» **Brief**: Among the entries below, find the lines with "pensar" and copy them.

[Saved entries]
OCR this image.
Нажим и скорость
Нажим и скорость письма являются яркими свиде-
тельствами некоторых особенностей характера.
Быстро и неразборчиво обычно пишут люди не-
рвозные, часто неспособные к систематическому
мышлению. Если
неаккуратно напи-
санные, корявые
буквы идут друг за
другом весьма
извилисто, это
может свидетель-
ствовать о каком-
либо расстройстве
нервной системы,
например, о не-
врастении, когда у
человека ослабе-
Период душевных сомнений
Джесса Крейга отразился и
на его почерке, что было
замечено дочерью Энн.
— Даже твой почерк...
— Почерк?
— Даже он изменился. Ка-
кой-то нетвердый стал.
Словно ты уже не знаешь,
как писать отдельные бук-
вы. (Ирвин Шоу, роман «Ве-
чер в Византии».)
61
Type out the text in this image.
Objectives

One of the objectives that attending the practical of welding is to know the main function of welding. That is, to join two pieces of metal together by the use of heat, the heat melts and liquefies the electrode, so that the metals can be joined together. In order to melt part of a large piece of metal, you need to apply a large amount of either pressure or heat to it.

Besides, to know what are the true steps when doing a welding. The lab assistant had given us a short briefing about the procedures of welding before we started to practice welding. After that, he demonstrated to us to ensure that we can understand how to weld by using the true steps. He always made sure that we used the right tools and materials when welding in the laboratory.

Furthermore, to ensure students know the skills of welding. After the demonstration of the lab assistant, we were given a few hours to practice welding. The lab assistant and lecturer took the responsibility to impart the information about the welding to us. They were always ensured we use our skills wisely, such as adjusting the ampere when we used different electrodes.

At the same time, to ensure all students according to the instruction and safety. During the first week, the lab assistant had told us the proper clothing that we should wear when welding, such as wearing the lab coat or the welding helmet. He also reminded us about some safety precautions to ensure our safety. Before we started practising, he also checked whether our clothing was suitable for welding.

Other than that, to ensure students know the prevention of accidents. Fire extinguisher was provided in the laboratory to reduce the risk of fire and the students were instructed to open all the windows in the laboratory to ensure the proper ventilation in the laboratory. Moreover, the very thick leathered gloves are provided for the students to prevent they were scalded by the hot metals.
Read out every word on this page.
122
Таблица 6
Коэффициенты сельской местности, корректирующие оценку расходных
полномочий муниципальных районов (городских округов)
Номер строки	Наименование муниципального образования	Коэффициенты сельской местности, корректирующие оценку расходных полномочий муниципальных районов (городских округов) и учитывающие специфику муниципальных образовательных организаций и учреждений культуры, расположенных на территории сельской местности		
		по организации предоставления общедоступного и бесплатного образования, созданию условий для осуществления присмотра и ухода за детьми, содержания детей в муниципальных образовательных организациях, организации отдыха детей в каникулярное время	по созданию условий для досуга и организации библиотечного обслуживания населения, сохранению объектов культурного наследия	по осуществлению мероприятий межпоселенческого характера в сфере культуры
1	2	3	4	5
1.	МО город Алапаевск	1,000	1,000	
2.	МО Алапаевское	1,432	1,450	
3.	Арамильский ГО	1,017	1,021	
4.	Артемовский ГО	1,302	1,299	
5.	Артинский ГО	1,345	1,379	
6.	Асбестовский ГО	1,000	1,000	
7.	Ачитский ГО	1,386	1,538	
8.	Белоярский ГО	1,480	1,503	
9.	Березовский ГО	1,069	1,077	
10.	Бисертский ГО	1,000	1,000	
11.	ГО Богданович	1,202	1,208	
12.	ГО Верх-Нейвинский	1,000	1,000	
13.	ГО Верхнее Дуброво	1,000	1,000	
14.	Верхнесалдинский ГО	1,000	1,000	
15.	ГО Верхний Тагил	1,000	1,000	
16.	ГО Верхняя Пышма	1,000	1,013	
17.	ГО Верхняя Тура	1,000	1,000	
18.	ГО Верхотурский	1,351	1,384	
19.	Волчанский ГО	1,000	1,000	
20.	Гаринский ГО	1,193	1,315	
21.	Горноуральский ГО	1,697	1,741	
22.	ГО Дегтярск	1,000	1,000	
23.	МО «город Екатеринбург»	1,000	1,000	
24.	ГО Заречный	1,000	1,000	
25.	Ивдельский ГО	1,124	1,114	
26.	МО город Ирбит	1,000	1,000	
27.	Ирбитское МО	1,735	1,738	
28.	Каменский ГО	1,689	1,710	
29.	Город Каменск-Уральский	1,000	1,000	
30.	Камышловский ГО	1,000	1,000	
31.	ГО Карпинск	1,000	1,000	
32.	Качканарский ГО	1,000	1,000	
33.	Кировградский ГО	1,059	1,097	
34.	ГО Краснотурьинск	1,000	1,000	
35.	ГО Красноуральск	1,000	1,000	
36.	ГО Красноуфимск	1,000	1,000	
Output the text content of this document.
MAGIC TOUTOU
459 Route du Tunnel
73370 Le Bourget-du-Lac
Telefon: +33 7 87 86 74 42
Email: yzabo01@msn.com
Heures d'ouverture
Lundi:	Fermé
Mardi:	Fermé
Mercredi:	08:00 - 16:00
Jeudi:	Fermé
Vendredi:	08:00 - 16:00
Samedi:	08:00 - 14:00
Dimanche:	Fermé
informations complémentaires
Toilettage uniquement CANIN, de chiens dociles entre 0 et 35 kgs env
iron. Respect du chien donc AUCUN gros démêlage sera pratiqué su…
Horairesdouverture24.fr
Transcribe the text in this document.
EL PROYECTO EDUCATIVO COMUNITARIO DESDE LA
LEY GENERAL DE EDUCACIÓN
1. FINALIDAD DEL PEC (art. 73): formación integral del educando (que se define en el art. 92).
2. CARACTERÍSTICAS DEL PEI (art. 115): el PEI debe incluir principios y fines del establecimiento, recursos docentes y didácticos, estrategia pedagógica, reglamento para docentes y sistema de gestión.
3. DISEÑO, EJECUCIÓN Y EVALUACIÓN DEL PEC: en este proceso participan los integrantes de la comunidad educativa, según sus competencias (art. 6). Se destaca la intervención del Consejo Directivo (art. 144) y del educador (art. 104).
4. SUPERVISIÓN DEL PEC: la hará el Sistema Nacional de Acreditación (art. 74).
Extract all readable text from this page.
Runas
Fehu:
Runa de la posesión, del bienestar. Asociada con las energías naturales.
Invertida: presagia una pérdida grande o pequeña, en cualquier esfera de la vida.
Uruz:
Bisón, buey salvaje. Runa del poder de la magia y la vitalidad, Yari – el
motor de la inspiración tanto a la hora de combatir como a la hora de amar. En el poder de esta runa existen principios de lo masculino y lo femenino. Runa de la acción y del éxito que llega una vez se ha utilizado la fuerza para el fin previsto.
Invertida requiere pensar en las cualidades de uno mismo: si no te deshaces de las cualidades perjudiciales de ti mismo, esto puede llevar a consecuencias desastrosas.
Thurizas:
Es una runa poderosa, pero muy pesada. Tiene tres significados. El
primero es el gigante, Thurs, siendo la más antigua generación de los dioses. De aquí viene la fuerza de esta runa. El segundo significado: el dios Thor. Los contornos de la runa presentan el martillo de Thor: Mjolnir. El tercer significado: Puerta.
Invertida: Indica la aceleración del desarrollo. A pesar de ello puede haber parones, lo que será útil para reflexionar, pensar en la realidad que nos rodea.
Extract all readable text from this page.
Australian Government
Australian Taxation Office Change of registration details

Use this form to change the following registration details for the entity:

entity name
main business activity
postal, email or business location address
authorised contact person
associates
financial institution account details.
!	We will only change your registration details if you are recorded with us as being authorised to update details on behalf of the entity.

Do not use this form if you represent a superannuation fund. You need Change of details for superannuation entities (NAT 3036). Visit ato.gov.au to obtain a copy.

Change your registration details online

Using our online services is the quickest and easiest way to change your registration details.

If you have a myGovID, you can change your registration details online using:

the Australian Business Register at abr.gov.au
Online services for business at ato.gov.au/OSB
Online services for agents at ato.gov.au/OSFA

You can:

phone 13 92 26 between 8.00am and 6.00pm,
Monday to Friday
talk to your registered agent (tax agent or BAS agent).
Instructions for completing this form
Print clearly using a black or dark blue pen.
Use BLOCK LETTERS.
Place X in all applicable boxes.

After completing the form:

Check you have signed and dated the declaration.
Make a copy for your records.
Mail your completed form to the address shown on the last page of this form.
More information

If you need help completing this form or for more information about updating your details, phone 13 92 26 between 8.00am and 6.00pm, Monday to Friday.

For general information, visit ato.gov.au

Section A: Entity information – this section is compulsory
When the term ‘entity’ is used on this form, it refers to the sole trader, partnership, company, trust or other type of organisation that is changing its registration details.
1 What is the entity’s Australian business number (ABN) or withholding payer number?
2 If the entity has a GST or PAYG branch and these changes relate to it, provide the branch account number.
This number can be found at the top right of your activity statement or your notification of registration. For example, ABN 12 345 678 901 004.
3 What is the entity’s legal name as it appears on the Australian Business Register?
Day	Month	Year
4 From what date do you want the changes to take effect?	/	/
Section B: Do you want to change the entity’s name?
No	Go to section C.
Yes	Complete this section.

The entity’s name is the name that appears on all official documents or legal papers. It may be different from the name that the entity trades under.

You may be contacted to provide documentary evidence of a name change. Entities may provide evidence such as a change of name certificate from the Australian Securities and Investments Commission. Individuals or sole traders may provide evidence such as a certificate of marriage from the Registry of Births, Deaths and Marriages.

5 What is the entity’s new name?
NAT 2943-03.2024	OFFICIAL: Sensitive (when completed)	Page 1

» **Exercise response**:
Invertida requiere pensar en las cualidades de uno mismo: si no te deshaces de las cualidades perjudiciales de ti mismo, esto puede llevar a consecuencias desastrosas.
Invertida: Indica la aceleración del desarrollo. A pesar de ello puede haber parones, lo que será útil para reflexionar, pensar en la realidad que nos rodea.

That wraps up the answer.